◆ **Exercise prompt**: Locate every line in the records below that holds the word "start" and return each one.

◆ **Rows**:
-- -- --

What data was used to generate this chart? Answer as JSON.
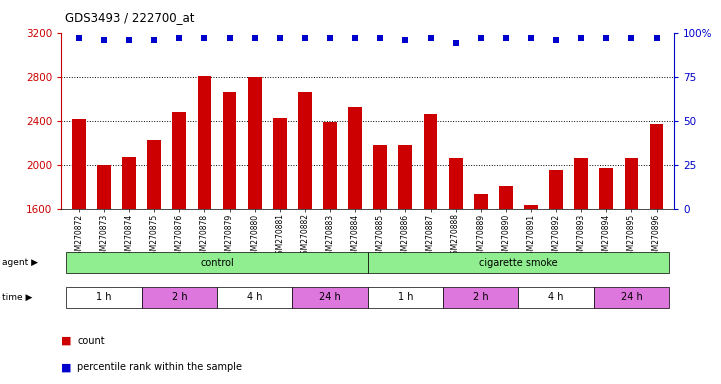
{
  "title": "GDS3493 / 222700_at",
  "samples": [
    "GSM270872",
    "GSM270873",
    "GSM270874",
    "GSM270875",
    "GSM270876",
    "GSM270878",
    "GSM270879",
    "GSM270880",
    "GSM270881",
    "GSM270882",
    "GSM270883",
    "GSM270884",
    "GSM270885",
    "GSM270886",
    "GSM270887",
    "GSM270888",
    "GSM270889",
    "GSM270890",
    "GSM270891",
    "GSM270892",
    "GSM270893",
    "GSM270894",
    "GSM270895",
    "GSM270896"
  ],
  "counts": [
    2420,
    2000,
    2070,
    2230,
    2480,
    2810,
    2660,
    2800,
    2430,
    2660,
    2390,
    2530,
    2180,
    2180,
    2460,
    2060,
    1740,
    1810,
    1640,
    1960,
    2060,
    1970,
    2060,
    2370
  ],
  "percentile_ranks": [
    97,
    96,
    96,
    96,
    97,
    97,
    97,
    97,
    97,
    97,
    97,
    97,
    97,
    96,
    97,
    94,
    97,
    97,
    97,
    96,
    97,
    97,
    97,
    97
  ],
  "bar_color": "#cc0000",
  "dot_color": "#0000cc",
  "ylim_left": [
    1600,
    3200
  ],
  "yticks_left": [
    1600,
    2000,
    2400,
    2800,
    3200
  ],
  "ylim_right": [
    0,
    100
  ],
  "yticks_right": [
    0,
    25,
    50,
    75,
    100
  ],
  "agent_spans": [
    {
      "label": "control",
      "start": 0,
      "end": 11,
      "color": "#90ee90"
    },
    {
      "label": "cigarette smoke",
      "start": 12,
      "end": 23,
      "color": "#90ee90"
    }
  ],
  "time_spans": [
    {
      "label": "1 h",
      "start": 0,
      "end": 2,
      "color": "#ffffff"
    },
    {
      "label": "2 h",
      "start": 3,
      "end": 5,
      "color": "#dd77dd"
    },
    {
      "label": "4 h",
      "start": 6,
      "end": 8,
      "color": "#ffffff"
    },
    {
      "label": "24 h",
      "start": 9,
      "end": 11,
      "color": "#dd77dd"
    },
    {
      "label": "1 h",
      "start": 12,
      "end": 14,
      "color": "#ffffff"
    },
    {
      "label": "2 h",
      "start": 15,
      "end": 17,
      "color": "#dd77dd"
    },
    {
      "label": "4 h",
      "start": 18,
      "end": 20,
      "color": "#ffffff"
    },
    {
      "label": "24 h",
      "start": 21,
      "end": 23,
      "color": "#dd77dd"
    }
  ],
  "legend_count_label": "count",
  "legend_pct_label": "percentile rank within the sample",
  "background_color": "#ffffff",
  "bar_width": 0.55,
  "grid_yticks": [
    2000,
    2400,
    2800
  ]
}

-- -- --

◆ **Solution to the problem**:
      "start": 0,
      "start": 12,
      "start": 0,
      "start": 3,
      "start": 6,
      "start": 9,
      "start": 12,
      "start": 15,
      "start": 18,
      "start": 21,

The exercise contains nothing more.